• [What the task asks] Transcribe every line of the listing below without any deviation.

• [Record extracts]
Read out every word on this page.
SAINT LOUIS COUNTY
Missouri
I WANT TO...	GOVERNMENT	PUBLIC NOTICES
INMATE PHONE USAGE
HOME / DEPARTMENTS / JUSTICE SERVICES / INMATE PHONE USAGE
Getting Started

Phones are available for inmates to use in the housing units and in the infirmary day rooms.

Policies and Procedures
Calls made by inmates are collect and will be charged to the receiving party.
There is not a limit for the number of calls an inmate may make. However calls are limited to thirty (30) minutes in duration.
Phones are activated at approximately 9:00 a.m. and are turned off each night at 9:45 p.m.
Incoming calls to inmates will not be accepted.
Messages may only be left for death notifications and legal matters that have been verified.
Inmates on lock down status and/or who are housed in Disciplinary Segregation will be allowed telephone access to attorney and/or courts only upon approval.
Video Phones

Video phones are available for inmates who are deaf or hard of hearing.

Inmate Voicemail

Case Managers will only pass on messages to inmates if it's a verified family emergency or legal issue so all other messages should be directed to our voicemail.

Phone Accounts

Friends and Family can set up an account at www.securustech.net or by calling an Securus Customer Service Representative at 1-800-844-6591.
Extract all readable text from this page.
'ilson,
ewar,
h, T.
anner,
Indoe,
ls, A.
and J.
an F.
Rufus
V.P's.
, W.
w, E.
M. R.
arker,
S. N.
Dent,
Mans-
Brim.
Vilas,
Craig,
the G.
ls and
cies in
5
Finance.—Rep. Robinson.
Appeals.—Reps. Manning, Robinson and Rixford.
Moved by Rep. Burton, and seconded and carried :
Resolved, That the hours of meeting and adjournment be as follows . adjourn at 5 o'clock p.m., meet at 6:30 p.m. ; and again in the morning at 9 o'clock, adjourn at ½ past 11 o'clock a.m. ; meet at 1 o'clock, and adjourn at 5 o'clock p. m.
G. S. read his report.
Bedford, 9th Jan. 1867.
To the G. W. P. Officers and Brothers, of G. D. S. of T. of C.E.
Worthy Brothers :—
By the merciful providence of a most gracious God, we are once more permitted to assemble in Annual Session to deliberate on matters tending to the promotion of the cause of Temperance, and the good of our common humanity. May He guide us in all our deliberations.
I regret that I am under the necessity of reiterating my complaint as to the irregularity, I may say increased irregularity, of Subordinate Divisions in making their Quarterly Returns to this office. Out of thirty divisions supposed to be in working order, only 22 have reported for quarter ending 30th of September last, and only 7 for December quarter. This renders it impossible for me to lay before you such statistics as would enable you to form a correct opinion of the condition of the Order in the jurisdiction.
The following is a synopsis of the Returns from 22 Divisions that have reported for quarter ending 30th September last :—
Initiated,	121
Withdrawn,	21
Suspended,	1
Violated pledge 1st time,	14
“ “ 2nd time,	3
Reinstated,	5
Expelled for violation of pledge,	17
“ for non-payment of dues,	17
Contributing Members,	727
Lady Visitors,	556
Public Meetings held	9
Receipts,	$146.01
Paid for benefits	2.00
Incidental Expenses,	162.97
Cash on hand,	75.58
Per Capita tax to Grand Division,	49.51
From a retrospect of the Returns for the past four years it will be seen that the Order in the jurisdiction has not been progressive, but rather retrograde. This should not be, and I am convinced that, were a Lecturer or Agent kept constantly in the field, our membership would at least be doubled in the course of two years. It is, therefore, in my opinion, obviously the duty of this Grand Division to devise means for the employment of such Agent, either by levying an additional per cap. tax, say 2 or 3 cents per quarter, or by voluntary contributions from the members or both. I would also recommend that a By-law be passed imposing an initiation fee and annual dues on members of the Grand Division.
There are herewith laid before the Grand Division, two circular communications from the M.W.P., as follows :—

• [Right answer]
Read out every word on this page.
SAINT LOUIS COUNTY
Missouri
I WANT TO...	GOVERNMENT	PUBLIC NOTICES
INMATE PHONE USAGE
HOME / DEPARTMENTS / JUSTICE SERVICES / INMATE PHONE USAGE
Getting Started

Phones are available for inmates to use in the housing units and in the infirmary day rooms.

Policies and Procedures
Calls made by inmates are collect and will be charged to the receiving party.
There is not a limit for the number of calls an inmate may make. However calls are limited to thirty (30) minutes in duration.
Phones are activated at approximately 9:00 a.m. and are turned off each night at 9:45 p.m.
Incoming calls to inmates will not be accepted.
Messages may only be left for death notifications and legal matters that have been verified.
Inmates on lock down status and/or who are housed in Disciplinary Segregation will be allowed telephone access to attorney and/or courts only upon approval.
Video Phones

Video phones are available for inmates who are deaf or hard of hearing.

Inmate Voicemail

Case Managers will only pass on messages to inmates if it's a verified family emergency or legal issue so all other messages should be directed to our voicemail.

Phone Accounts

Friends and Family can set up an account at www.securustech.net or by calling an Securus Customer Service Representative at 1-800-844-6591.
Extract all readable text from this page.
'ilson,
ewar,
h, T.
anner,
Indoe,
ls, A.
and J.
an F.
Rufus
V.P's.
, W.
w, E.
M. R.
arker,
S. N.
Dent,
Mans-
Brim.
Vilas,
Craig,
the G.
ls and
cies in
5
Finance.—Rep. Robinson.
Appeals.—Reps. Manning, Robinson and Rixford.
Moved by Rep. Burton, and seconded and carried :
Resolved, That the hours of meeting and adjournment be as follows . adjourn at 5 o'clock p.m., meet at 6:30 p.m. ; and again in the morning at 9 o'clock, adjourn at ½ past 11 o'clock a.m. ; meet at 1 o'clock, and adjourn at 5 o'clock p. m.
G. S. read his report.
Bedford, 9th Jan. 1867.
To the G. W. P. Officers and Brothers, of G. D. S. of T. of C.E.
Worthy Brothers :—
By the merciful providence of a most gracious God, we are once more permitted to assemble in Annual Session to deliberate on matters tending to the promotion of the cause of Temperance, and the good of our common humanity. May He guide us in all our deliberations.
I regret that I am under the necessity of reiterating my complaint as to the irregularity, I may say increased irregularity, of Subordinate Divisions in making their Quarterly Returns to this office. Out of thirty divisions supposed to be in working order, only 22 have reported for quarter ending 30th of September last, and only 7 for December quarter. This renders it impossible for me to lay before you such statistics as would enable you to form a correct opinion of the condition of the Order in the jurisdiction.
The following is a synopsis of the Returns from 22 Divisions that have reported for quarter ending 30th September last :—
Initiated,	121
Withdrawn,	21
Suspended,	1
Violated pledge 1st time,	14
“ “ 2nd time,	3
Reinstated,	5
Expelled for violation of pledge,	17
“ for non-payment of dues,	17
Contributing Members,	727
Lady Visitors,	556
Public Meetings held	9
Receipts,	$146.01
Paid for benefits	2.00
Incidental Expenses,	162.97
Cash on hand,	75.58
Per Capita tax to Grand Division,	49.51
From a retrospect of the Returns for the past four years it will be seen that the Order in the jurisdiction has not been progressive, but rather retrograde. This should not be, and I am convinced that, were a Lecturer or Agent kept constantly in the field, our membership would at least be doubled in the course of two years. It is, therefore, in my opinion, obviously the duty of this Grand Division to devise means for the employment of such Agent, either by levying an additional per cap. tax, say 2 or 3 cents per quarter, or by voluntary contributions from the members or both. I would also recommend that a By-law be passed imposing an initiation fee and annual dues on members of the Grand Division.
There are herewith laid before the Grand Division, two circular communications from the M.W.P., as follows :—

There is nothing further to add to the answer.